**EXERCISE AIM**
For this exercise, repeat all of the material verbatim apart from its images.

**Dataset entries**

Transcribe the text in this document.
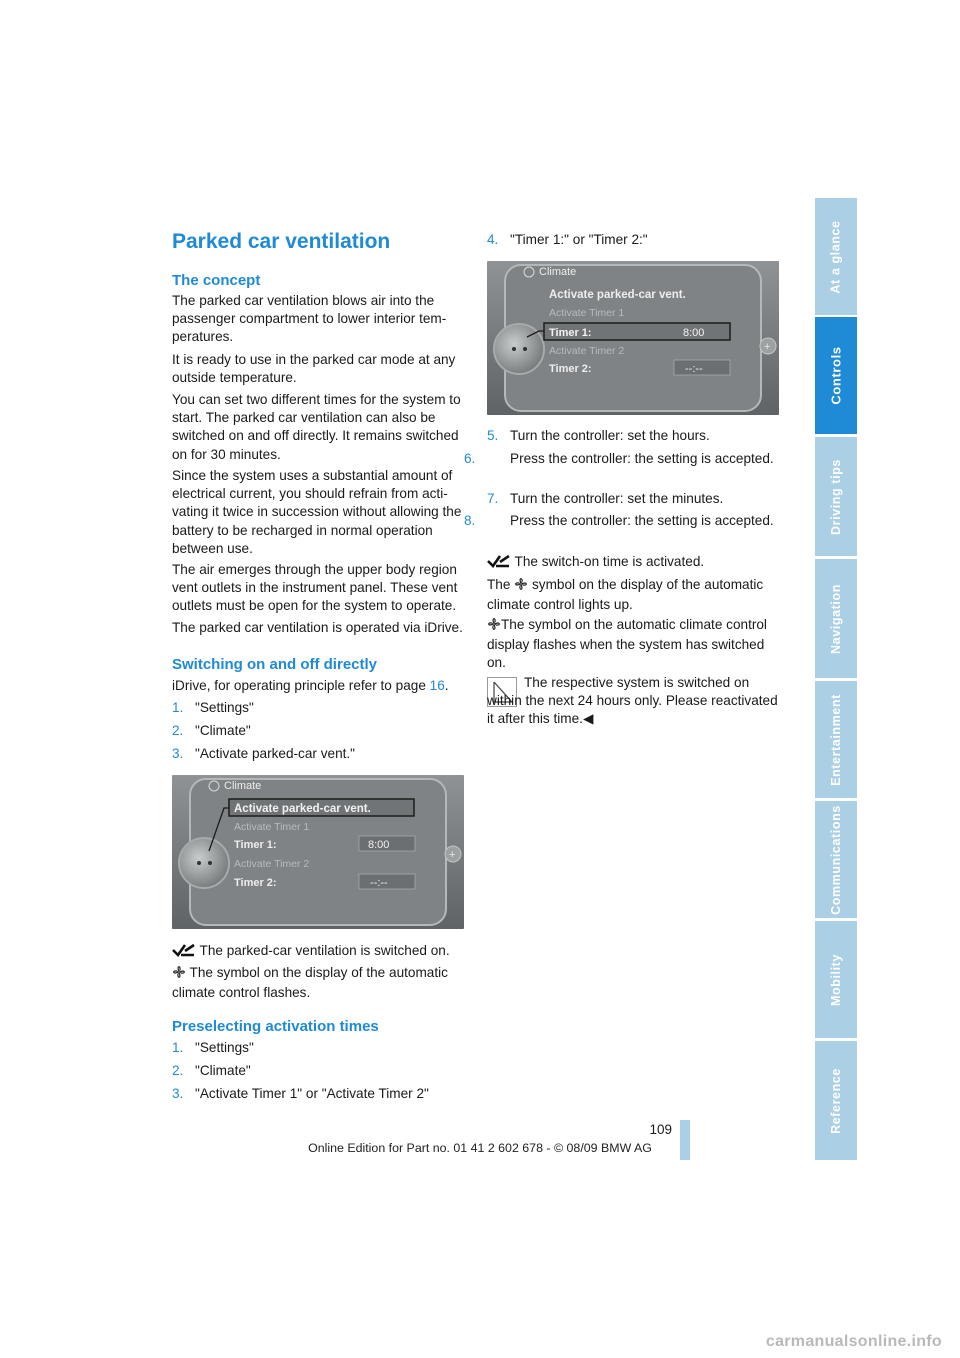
Parked car ventilation
The concept

The parked car ventilation blows air into the passenger compartment to lower interior tem-peratures.

It is ready to use in the parked car mode at any outside temperature.

You can set two different times for the system to start. The parked car ventilation can also be switched on and off directly. It remains switched on for 30 minutes.

Since the system uses a substantial amount of electrical current, you should refrain from acti-vating it twice in succession without allowing the battery to be recharged in normal operation between use.

The air emerges through the upper body region vent outlets in the instrument panel. These vent outlets must be open for the system to operate.

The parked car ventilation is operated via iDrive.

Switching on and off directly

iDrive, for operating principle refer to page 16.

1. "Settings"

2. "Climate"

3. "Activate parked-car vent."

+
Climate
Activate parked-car vent.
Activate Timer 1
Timer 1:	8:00
Activate Timer 2
Timer 2:	--:--

The parked-car ventilation is switched on.

The symbol on the display of the automatic climate control flashes.

Preselecting activation times

1. "Settings"

2. "Climate"

3. "Activate Timer 1" or "Activate Timer 2"

4. "Timer 1:" or "Timer 2:"

+
Climate
Activate parked-car vent.
Activate Timer 1
Timer 1:	8:00
Activate Timer 2
Timer 2:	--:--

5. Turn the controller: set the hours.

6.	Press the controller: the setting is accepted.

7. Turn the controller: set the minutes.

8.	Press the controller: the setting is accepted.

The switch-on time is activated.

The  symbol on the display of the automatic climate control lights up.

The symbol on the automatic climate control display flashes when the system has switched on.

The respective system is switched on within the next 24 hours only. Please reactivated it after this time.◀

At a glance
Controls
Driving tips
Navigation
Entertainment
Communications
Mobility
Reference

109

Online Edition for Part no. 01 41 2 602 678 - © 08/09 BMW AG

carmanualsonline.info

**TASK ANSWER**
Transcribe the text in this document.
Parked car ventilation
The concept

The parked car ventilation blows air into the passenger compartment to lower interior tem-peratures.

It is ready to use in the parked car mode at any outside temperature.

You can set two different times for the system to start. The parked car ventilation can also be switched on and off directly. It remains switched on for 30 minutes.

Since the system uses a substantial amount of electrical current, you should refrain from acti-vating it twice in succession without allowing the battery to be recharged in normal operation between use.

The air emerges through the upper body region vent outlets in the instrument panel. These vent outlets must be open for the system to operate.

The parked car ventilation is operated via iDrive.

Switching on and off directly

iDrive, for operating principle refer to page 16.

1. "Settings"

2. "Climate"

3. "Activate parked-car vent."

+
Climate
Activate parked-car vent.
Activate Timer 1
Timer 1:	8:00
Activate Timer 2
Timer 2:	--:--

The parked-car ventilation is switched on.

The symbol on the display of the automatic climate control flashes.

Preselecting activation times

1. "Settings"

2. "Climate"

3. "Activate Timer 1" or "Activate Timer 2"

4. "Timer 1:" or "Timer 2:"

+
Climate
Activate parked-car vent.
Activate Timer 1
Timer 1:	8:00
Activate Timer 2
Timer 2:	--:--

5. Turn the controller: set the hours.

6.	Press the controller: the setting is accepted.

7. Turn the controller: set the minutes.

8.	Press the controller: the setting is accepted.

The switch-on time is activated.

The  symbol on the display of the automatic climate control lights up.

The symbol on the automatic climate control display flashes when the system has switched on.

The respective system is switched on within the next 24 hours only. Please reactivated it after this time.◀

At a glance
Controls
Driving tips
Navigation
Entertainment
Communications
Mobility
Reference

109

Online Edition for Part no. 01 41 2 602 678 - © 08/09 BMW AG

carmanualsonline.info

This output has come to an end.